======== Data shown

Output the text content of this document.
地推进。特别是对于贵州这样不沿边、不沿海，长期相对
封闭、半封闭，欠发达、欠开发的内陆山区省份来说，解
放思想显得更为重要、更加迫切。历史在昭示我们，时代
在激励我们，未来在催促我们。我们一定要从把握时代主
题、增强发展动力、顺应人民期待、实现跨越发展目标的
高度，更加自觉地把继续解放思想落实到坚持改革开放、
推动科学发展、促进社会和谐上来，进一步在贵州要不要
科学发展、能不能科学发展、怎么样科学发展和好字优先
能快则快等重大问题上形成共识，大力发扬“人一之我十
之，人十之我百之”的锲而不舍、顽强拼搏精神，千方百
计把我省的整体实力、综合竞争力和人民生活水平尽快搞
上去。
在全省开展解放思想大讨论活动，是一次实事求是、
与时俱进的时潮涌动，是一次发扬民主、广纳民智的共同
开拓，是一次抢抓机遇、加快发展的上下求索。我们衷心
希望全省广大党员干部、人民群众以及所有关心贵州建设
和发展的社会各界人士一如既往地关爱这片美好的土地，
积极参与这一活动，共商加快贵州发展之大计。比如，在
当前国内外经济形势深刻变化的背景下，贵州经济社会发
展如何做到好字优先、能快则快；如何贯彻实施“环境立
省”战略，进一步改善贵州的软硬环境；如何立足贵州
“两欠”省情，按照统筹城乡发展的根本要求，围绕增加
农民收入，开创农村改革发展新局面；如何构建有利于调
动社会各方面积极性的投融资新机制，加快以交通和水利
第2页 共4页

================

- [Exercise objective] Repeat the material above in full, exactly as it stands.

- [Exercise output]
Output the text content of this document.
地推进。特别是对于贵州这样不沿边、不沿海，长期相对
封闭、半封闭，欠发达、欠开发的内陆山区省份来说，解
放思想显得更为重要、更加迫切。历史在昭示我们，时代
在激励我们，未来在催促我们。我们一定要从把握时代主
题、增强发展动力、顺应人民期待、实现跨越发展目标的
高度，更加自觉地把继续解放思想落实到坚持改革开放、
推动科学发展、促进社会和谐上来，进一步在贵州要不要
科学发展、能不能科学发展、怎么样科学发展和好字优先
能快则快等重大问题上形成共识，大力发扬“人一之我十
之，人十之我百之”的锲而不舍、顽强拼搏精神，千方百
计把我省的整体实力、综合竞争力和人民生活水平尽快搞
上去。
在全省开展解放思想大讨论活动，是一次实事求是、
与时俱进的时潮涌动，是一次发扬民主、广纳民智的共同
开拓，是一次抢抓机遇、加快发展的上下求索。我们衷心
希望全省广大党员干部、人民群众以及所有关心贵州建设
和发展的社会各界人士一如既往地关爱这片美好的土地，
积极参与这一活动，共商加快贵州发展之大计。比如，在
当前国内外经济形势深刻变化的背景下，贵州经济社会发
展如何做到好字优先、能快则快；如何贯彻实施“环境立
省”战略，进一步改善贵州的软硬环境；如何立足贵州
“两欠”省情，按照统筹城乡发展的根本要求，围绕增加
农民收入，开创农村改革发展新局面；如何构建有利于调
动社会各方面积极性的投融资新机制，加快以交通和水利
第2页 共4页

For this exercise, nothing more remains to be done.